Exercise goal: Take every line that has the string "improve" and copy it out.

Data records
━━━━━━━━━━━━━━━━━━━━

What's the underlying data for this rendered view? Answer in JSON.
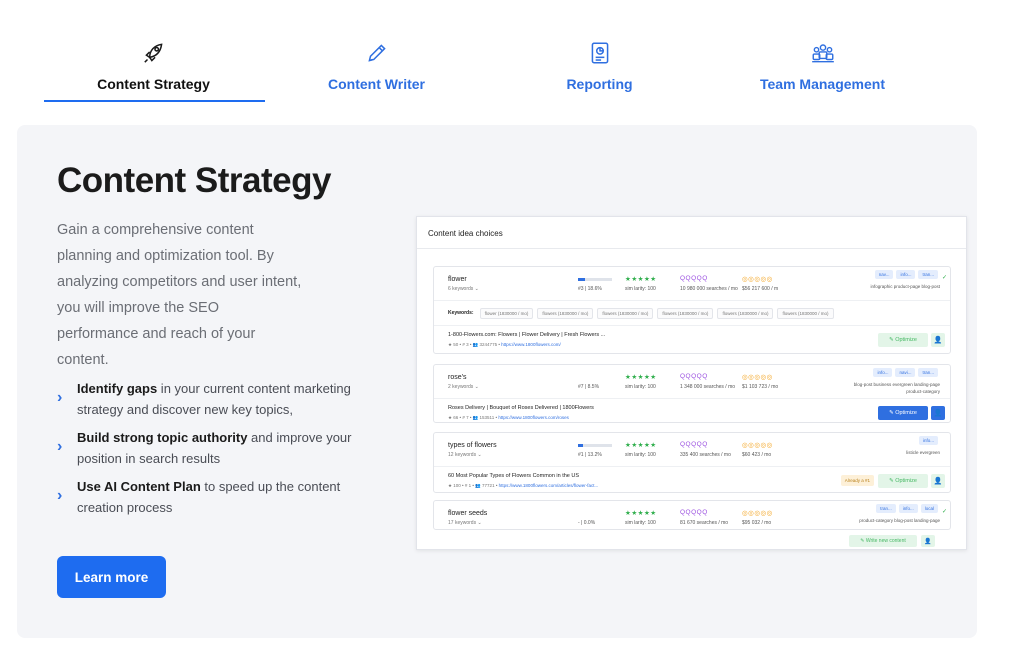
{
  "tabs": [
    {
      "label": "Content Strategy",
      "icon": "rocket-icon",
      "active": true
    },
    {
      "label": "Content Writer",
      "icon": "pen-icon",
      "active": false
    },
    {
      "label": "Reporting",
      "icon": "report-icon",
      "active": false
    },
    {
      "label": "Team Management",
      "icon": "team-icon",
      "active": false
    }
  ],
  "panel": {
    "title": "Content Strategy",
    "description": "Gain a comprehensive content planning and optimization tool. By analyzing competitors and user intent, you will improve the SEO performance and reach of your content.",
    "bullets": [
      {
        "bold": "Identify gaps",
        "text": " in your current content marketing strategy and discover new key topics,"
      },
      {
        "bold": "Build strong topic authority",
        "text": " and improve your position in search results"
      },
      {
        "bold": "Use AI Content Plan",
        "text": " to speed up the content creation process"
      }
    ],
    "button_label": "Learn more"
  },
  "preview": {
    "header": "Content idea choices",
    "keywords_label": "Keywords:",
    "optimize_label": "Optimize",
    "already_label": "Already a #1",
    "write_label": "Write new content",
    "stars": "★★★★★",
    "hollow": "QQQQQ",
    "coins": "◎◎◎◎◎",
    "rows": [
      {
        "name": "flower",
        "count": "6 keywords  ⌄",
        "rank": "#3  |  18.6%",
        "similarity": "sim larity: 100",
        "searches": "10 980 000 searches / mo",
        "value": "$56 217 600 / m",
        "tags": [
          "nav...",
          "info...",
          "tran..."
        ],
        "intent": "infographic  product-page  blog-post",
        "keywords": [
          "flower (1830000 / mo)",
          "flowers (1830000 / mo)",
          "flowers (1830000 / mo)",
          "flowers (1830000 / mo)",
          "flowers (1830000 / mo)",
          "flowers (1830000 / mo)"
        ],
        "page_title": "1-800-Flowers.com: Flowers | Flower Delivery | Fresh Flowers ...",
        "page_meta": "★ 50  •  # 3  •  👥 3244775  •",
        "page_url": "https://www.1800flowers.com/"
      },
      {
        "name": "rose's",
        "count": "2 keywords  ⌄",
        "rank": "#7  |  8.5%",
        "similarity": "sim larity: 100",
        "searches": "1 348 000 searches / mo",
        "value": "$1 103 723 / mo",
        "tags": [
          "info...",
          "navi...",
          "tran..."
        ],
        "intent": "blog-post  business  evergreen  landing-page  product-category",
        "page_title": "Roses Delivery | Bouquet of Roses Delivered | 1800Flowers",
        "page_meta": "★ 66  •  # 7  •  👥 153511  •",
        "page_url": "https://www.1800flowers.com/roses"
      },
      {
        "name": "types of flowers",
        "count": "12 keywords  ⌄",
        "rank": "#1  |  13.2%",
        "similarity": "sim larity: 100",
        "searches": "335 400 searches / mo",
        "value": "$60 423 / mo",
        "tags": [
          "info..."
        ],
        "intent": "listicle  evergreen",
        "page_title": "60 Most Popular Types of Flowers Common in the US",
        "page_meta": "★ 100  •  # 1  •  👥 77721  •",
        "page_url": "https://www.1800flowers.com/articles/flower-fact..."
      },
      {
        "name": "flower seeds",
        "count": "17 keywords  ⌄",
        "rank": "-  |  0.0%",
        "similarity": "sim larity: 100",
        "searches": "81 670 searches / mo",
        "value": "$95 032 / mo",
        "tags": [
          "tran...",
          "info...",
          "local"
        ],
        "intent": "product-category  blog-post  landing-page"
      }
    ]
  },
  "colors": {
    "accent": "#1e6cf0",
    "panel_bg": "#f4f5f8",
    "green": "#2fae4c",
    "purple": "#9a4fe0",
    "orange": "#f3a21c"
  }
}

━━━━━━━━━━━━━━━━━━━━

Completed task:
    "description": "Gain a comprehensive content planning and optimization tool. By analyzing competitors and user intent, you will improve the SEO performance and reach of your content.",
        "text": " and improve your position in search results"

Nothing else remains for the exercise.